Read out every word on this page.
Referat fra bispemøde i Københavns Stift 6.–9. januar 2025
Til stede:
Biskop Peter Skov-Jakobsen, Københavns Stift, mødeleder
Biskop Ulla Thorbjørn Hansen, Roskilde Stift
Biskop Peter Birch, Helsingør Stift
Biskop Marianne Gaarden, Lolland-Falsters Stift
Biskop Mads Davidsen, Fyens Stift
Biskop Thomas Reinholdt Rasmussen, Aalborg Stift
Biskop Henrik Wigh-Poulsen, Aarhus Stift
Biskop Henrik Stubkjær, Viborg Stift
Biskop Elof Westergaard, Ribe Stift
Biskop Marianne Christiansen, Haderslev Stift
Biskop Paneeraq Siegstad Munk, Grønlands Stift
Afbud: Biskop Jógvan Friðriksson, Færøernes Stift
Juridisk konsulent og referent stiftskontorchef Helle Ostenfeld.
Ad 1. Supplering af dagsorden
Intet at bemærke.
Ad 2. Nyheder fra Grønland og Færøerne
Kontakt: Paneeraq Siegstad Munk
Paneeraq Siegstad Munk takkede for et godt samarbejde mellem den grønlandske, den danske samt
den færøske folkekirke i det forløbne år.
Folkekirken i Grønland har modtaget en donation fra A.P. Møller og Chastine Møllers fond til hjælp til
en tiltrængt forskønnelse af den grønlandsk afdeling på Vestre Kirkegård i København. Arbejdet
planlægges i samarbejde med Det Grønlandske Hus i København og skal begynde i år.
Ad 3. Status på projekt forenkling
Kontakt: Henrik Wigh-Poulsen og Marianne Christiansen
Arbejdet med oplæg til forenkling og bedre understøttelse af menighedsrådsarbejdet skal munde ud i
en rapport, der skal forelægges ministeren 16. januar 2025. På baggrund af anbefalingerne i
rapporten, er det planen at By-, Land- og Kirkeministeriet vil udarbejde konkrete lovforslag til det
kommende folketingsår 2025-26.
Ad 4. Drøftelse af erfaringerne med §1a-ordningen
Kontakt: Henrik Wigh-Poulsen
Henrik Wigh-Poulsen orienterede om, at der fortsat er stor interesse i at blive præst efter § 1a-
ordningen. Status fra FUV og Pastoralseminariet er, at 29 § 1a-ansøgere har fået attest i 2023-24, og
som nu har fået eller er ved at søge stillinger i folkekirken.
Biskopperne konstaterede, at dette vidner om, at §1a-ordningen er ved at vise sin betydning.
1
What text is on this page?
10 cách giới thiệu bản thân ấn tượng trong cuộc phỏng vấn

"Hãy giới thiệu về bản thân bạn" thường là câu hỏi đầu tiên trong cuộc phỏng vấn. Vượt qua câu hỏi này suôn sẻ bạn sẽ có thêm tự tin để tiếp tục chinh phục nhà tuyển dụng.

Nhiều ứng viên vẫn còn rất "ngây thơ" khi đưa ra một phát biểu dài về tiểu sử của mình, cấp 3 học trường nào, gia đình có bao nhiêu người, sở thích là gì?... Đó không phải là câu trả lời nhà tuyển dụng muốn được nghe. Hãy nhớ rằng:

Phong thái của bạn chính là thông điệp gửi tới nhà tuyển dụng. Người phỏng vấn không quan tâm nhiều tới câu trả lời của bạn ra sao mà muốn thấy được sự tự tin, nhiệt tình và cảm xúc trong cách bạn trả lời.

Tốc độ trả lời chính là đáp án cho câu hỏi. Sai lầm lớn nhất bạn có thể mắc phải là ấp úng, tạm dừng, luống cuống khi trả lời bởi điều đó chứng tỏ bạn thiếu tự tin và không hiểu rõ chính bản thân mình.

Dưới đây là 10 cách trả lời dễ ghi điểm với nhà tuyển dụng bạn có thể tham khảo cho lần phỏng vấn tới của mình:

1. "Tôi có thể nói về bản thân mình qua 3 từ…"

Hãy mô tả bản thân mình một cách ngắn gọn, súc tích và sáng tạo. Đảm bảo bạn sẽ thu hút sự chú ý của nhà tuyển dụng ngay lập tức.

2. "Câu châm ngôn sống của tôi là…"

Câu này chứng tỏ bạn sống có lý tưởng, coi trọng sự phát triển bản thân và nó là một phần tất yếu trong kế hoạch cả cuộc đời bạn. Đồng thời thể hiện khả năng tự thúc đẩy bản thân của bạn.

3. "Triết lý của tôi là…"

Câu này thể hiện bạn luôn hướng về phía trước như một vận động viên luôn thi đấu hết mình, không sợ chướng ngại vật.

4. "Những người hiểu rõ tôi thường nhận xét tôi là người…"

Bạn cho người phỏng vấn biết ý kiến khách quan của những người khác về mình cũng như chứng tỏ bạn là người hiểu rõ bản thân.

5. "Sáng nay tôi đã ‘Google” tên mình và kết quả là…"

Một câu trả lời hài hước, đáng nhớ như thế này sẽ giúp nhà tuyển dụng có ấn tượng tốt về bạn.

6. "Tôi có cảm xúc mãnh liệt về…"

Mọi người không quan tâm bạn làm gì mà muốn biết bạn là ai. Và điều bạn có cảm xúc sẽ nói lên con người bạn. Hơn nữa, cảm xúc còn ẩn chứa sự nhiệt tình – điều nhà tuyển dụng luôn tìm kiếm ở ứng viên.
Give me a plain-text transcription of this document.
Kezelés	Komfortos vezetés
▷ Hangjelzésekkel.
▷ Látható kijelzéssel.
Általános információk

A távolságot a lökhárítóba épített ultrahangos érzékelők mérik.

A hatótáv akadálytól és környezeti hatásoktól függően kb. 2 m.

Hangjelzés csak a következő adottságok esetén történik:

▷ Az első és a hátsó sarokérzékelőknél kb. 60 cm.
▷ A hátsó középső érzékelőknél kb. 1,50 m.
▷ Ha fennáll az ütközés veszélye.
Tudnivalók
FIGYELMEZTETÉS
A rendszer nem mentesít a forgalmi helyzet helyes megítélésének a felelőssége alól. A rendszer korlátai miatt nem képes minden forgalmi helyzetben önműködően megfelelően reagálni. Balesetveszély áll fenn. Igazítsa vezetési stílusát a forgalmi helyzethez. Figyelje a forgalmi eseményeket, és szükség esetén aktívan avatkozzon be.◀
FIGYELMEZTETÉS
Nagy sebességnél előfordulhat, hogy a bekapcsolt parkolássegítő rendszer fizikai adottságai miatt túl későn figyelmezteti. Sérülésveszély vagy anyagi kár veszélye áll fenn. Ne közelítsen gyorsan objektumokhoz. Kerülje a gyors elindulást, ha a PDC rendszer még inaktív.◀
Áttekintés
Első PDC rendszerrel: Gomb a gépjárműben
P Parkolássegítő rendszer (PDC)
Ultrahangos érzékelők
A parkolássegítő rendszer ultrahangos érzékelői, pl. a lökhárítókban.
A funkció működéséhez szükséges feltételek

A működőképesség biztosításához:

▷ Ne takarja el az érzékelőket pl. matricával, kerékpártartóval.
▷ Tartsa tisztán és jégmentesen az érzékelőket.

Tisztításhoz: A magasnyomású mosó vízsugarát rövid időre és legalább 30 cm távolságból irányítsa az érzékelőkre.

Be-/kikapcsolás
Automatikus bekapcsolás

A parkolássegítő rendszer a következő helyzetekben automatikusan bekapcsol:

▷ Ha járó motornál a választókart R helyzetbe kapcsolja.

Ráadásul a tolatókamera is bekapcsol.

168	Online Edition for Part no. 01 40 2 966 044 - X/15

══════

*Task details*
Gather every line containing the word "Paneeraq" and copy it.

*Answer below*
Biskop Paneeraq Siegstad Munk, Grønlands Stift
Kontakt: Paneeraq Siegstad Munk
Paneeraq Siegstad Munk takkede for et godt samarbejde mellem den grønlandske, den danske samt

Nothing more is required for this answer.